* [YOUR GOAL]: Among the entries, which lines carry the string "JSON"? Copy each of them.

* [RECORDS TO USE]:
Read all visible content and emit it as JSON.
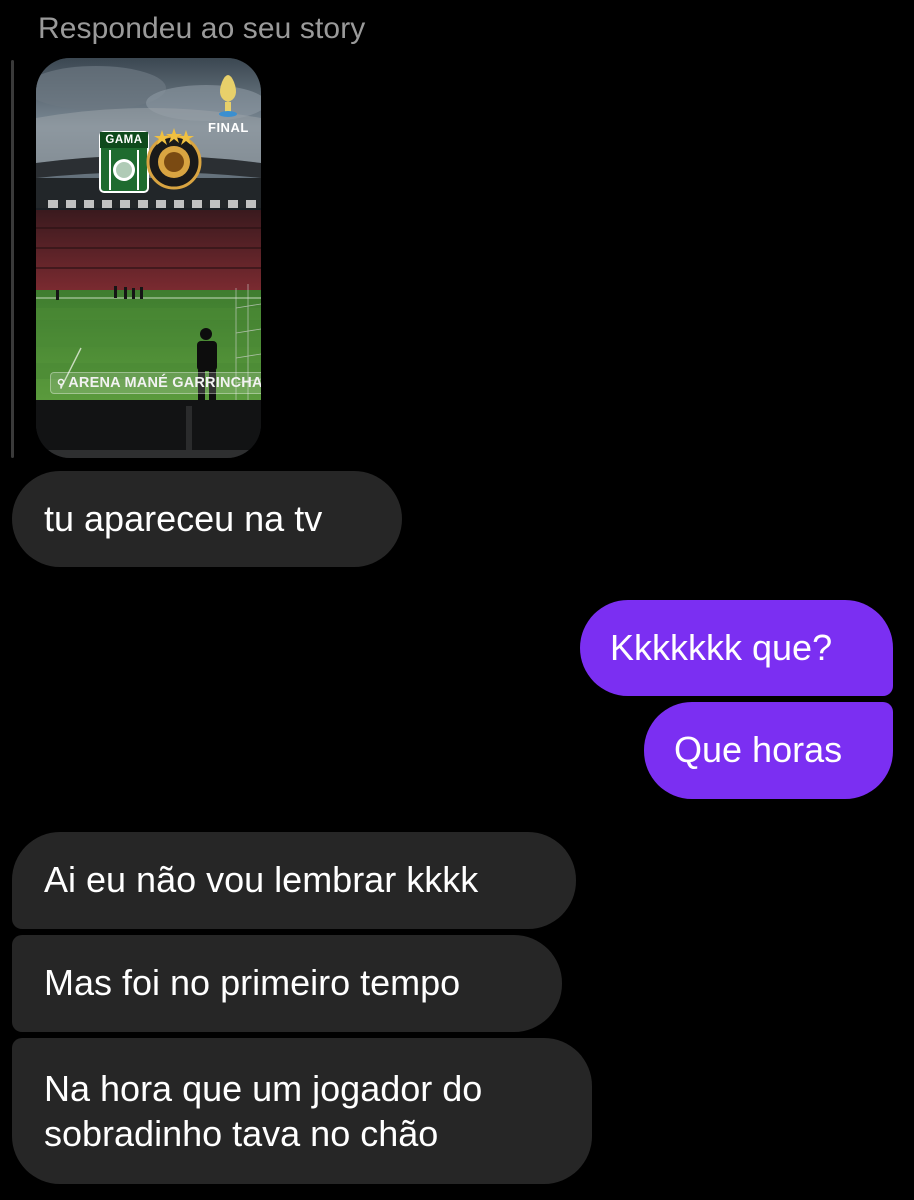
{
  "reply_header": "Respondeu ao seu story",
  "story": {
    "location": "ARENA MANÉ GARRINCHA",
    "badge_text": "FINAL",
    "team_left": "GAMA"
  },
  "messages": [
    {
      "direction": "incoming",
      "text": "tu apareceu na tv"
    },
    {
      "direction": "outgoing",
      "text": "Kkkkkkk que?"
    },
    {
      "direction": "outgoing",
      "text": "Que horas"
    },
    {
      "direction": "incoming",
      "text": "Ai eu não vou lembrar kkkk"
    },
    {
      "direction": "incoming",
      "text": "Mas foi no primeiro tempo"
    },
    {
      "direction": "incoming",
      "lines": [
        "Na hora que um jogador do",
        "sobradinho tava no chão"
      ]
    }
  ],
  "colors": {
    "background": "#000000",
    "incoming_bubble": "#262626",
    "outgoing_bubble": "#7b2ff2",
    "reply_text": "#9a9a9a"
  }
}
...
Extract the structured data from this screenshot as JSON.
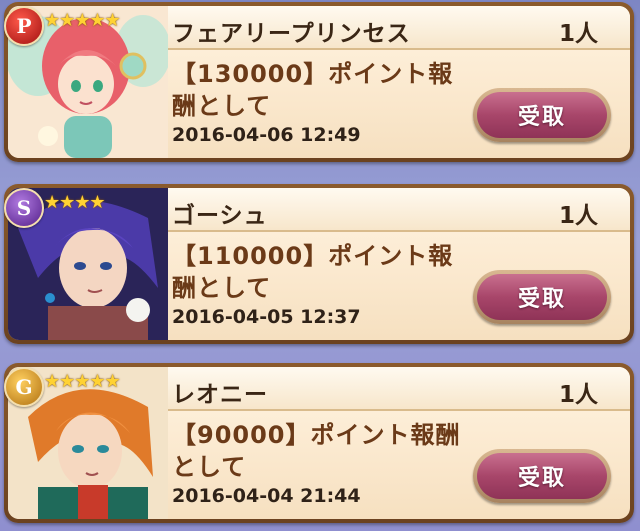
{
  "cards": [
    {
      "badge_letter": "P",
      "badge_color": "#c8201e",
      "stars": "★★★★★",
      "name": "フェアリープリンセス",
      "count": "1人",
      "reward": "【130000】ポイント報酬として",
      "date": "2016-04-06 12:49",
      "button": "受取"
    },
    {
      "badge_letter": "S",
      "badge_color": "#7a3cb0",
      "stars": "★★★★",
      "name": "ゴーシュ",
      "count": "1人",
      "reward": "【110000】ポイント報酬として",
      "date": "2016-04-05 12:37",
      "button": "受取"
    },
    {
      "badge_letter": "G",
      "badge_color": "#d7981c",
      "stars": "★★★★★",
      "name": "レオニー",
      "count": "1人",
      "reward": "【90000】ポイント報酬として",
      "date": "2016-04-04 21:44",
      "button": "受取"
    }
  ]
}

* [COMPLETE RESPONSE]:
Read all visible content and emit it as JSON.
Extract the structured data from this screenshot as JSON.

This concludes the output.